▶ [Aim of the exercise]: Print the entire listing. Each line must match the original exactly.

Raw records start

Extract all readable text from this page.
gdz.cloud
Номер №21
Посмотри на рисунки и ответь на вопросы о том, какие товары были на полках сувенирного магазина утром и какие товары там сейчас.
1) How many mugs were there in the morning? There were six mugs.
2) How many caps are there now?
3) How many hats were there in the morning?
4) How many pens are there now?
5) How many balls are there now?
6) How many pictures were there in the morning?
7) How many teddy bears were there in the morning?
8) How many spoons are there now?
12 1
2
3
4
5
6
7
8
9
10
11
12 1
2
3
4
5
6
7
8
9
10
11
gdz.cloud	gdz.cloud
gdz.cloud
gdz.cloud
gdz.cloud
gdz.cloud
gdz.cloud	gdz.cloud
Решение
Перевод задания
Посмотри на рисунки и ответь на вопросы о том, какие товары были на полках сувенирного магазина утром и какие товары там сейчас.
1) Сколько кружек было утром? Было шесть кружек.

Raw records end

▶ [Correct result]:
Extract all readable text from this page.
gdz.cloud
Номер №21
Посмотри на рисунки и ответь на вопросы о том, какие товары были на полках сувенирного магазина утром и какие товары там сейчас.
1) How many mugs were there in the morning? There were six mugs.
2) How many caps are there now?
3) How many hats were there in the morning?
4) How many pens are there now?
5) How many balls are there now?
6) How many pictures were there in the morning?
7) How many teddy bears were there in the morning?
8) How many spoons are there now?
12 1
2
3
4
5
6
7
8
9
10
11
12 1
2
3
4
5
6
7
8
9
10
11
gdz.cloud	gdz.cloud
gdz.cloud
gdz.cloud
gdz.cloud
gdz.cloud
gdz.cloud	gdz.cloud
Решение
Перевод задания
Посмотри на рисунки и ответь на вопросы о том, какие товары были на полках сувенирного магазина утром и какие товары там сейчас.
1) Сколько кружек было утром? Было шесть кружек.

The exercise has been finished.